* **Data records**:
»»

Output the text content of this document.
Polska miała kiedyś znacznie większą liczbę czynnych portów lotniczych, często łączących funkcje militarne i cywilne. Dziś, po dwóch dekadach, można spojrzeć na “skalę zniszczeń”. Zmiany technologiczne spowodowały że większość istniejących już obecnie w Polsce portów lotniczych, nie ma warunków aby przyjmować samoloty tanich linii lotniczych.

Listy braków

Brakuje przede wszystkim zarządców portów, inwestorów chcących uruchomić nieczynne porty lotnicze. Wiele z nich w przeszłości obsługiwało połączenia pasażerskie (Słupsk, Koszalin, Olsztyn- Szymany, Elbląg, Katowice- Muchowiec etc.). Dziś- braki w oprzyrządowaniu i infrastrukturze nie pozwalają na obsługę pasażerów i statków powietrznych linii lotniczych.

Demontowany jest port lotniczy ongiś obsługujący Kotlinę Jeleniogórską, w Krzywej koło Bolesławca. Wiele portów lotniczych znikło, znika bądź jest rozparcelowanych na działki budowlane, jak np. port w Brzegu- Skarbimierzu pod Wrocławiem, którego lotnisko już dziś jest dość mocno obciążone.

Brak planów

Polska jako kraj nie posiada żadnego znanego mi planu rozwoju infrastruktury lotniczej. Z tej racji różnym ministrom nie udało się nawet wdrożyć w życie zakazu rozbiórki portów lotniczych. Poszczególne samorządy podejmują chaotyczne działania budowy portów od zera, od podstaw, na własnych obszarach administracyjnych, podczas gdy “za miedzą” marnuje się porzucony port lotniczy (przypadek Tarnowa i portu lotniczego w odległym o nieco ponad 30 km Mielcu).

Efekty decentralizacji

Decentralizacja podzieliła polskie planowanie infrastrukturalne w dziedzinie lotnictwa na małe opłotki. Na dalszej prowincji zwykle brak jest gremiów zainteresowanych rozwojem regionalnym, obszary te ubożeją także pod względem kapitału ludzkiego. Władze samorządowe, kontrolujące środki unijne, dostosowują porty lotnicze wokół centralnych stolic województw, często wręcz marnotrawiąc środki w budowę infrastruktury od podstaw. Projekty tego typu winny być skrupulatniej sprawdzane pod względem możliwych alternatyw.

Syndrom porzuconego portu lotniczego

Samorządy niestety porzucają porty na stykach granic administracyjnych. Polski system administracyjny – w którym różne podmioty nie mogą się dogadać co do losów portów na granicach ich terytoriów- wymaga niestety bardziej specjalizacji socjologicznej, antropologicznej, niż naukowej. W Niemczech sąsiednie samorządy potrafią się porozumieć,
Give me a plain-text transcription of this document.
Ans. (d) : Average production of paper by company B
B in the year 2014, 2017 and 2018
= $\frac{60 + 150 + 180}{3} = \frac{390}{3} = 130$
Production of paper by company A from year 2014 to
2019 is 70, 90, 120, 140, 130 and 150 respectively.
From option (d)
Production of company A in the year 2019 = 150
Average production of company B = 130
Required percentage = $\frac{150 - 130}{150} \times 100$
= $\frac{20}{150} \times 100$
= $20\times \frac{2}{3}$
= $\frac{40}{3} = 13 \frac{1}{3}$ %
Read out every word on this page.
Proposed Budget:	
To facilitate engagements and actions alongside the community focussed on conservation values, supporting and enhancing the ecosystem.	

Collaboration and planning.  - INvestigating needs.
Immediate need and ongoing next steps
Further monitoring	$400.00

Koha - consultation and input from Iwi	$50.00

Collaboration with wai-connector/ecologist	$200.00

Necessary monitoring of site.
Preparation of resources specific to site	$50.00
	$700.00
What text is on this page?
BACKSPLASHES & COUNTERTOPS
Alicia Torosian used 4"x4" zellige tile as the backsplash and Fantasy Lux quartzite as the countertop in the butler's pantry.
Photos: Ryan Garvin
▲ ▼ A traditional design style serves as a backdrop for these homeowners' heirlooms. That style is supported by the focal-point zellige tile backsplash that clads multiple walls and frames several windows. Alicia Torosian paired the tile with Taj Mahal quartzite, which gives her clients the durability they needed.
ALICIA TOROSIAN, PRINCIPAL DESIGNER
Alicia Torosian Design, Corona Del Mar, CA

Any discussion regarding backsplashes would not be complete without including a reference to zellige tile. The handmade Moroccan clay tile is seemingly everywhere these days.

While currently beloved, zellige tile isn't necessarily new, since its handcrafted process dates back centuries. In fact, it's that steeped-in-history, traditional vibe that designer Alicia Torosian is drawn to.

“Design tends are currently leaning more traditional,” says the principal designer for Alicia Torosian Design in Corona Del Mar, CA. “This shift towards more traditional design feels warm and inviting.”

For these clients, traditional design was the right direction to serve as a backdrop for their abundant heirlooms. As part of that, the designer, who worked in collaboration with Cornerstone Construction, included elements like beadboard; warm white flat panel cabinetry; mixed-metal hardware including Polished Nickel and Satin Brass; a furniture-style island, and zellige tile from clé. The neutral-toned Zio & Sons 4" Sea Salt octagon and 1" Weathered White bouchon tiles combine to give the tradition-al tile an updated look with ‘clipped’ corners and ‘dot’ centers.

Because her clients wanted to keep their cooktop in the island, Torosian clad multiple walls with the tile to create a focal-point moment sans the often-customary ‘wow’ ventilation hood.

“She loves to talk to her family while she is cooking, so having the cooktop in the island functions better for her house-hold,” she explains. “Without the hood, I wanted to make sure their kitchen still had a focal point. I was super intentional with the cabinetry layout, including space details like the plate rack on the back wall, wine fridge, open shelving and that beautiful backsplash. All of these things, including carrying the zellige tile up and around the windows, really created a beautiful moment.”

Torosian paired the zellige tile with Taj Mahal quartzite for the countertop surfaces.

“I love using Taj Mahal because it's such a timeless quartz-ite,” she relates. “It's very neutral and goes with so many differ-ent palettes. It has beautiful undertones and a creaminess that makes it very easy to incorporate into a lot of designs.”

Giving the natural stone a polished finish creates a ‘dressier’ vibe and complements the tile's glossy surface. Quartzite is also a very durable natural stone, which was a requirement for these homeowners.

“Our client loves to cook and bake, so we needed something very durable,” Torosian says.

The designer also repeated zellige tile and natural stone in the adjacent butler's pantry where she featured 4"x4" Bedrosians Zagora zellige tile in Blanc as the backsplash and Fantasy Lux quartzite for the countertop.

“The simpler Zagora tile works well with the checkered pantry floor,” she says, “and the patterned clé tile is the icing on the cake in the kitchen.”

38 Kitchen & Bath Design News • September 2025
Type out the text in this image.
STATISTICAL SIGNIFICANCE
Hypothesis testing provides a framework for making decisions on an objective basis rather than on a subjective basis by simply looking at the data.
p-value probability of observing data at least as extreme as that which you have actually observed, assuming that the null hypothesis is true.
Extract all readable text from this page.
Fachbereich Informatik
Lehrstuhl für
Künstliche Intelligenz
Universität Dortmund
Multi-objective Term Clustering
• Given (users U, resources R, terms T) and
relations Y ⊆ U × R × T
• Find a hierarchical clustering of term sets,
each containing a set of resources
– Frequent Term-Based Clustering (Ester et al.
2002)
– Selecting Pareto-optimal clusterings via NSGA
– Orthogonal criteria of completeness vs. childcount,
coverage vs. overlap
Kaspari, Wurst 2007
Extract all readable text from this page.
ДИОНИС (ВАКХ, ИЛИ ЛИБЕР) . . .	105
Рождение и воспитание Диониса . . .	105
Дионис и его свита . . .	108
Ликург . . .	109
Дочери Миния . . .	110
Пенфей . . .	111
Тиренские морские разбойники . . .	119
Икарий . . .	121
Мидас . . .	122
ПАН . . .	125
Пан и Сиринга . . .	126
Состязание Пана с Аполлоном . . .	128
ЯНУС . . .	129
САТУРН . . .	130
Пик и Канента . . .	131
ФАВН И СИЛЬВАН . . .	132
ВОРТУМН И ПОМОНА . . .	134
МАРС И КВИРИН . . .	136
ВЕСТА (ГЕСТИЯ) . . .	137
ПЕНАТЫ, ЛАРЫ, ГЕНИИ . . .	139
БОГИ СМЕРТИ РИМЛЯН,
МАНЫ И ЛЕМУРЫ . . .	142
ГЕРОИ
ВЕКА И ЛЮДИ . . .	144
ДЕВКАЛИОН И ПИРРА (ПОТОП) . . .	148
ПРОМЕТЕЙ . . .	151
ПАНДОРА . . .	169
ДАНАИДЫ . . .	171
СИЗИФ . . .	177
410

««

* **What is needed**: Above are the records. Identify each line that contains the word "text".

* **Complete answer**:
Output the text content of this document.
Give me a plain-text transcription of this document.
What text is on this page?
Type out the text in this image.
Extract all readable text from this page.
Extract all readable text from this page.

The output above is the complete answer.